Engineering a platform for what comes next: The technical architecture behind Thuraya-4
Adnan Al Muhairi
CTO of Space Services, Space42
Building a geostationary satellite typically means defining services first, then engineering hardware to deliver them. We reversed that sequence. Thuraya-4 had to support 16 products we hadn’t yet designed. That single requirement drove every technical decision, from spacecraft bus selection to onboard processing architecture.
The solution required rethinking how we architect satellites. Instead of fixed hardware configurations, we needed flexibility. Instead of purpose-built systems, we needed adaptability. The answer was software-defined architecture taken further than we’d attempted before.
The software-defined solution
We chose Airbus Defense and Space’s Eurostar Neo as our foundation. The all-electric architecture provides power efficiency and extended operational life, but the critical decision was committing to a fully software-defined payload. Signals route through virtualized network functions running on onboard processors. The satellite reconfigures coverage, allocates power, and optimizes modulation schemes through software updates rather than physical modification modifications.

INSTRUCTIONS FOR THE TASK:
Transcribe the Thuraya-4 article from "The solution required" to "physical modification modifications.". The material after this article has no role here.

AVAILABLE DATA:
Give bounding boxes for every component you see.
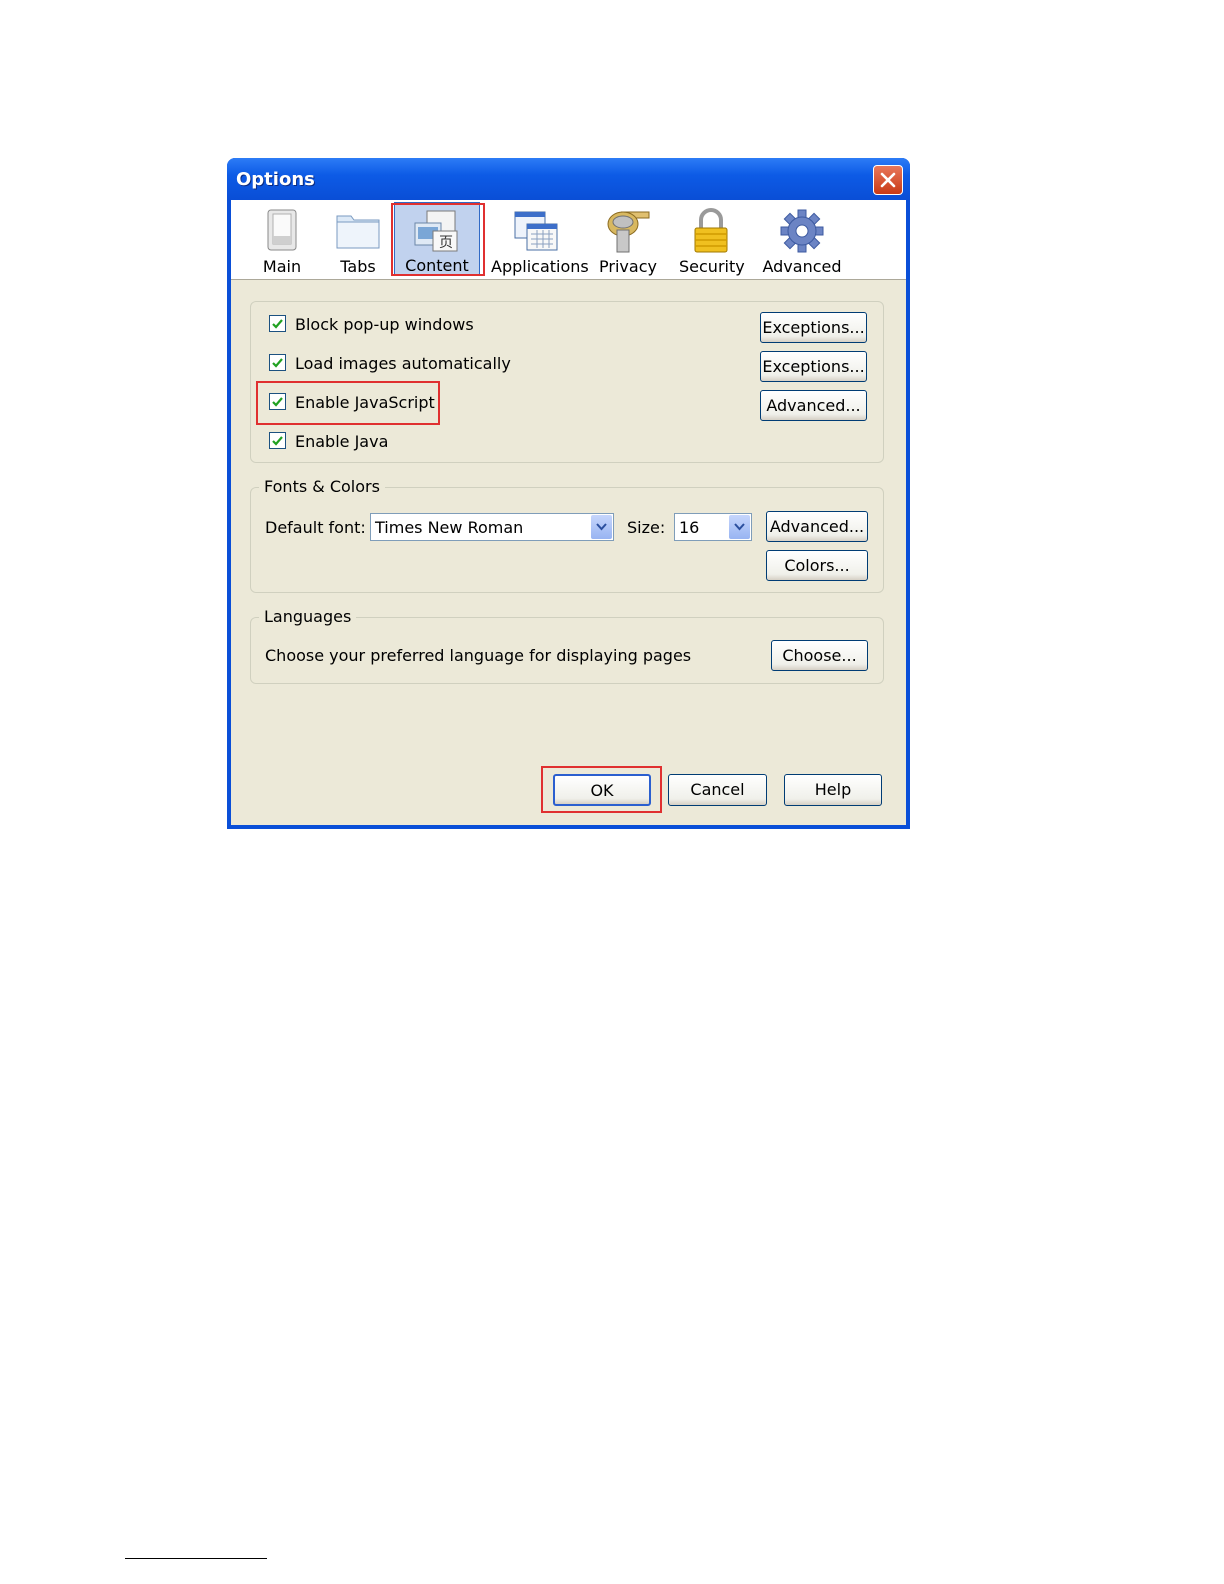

TASK OUTPUT:
The solution required rethinking how we architect satellites. Instead of fixed hardware configurations, we needed flexibility. Instead of purpose-built systems, we needed adaptability. The answer was software-defined architecture taken further than we’d attempted before.
The software-defined solution
We chose Airbus Defense and Space’s Eurostar Neo as our foundation. The all-electric architecture provides power efficiency and extended operational life, but the critical decision was committing to a fully software-defined payload. Signals route through virtualized network functions running on onboard processors. The satellite reconfigures coverage, allocates power, and optimizes modulation schemes through software updates rather than physical modification modifications.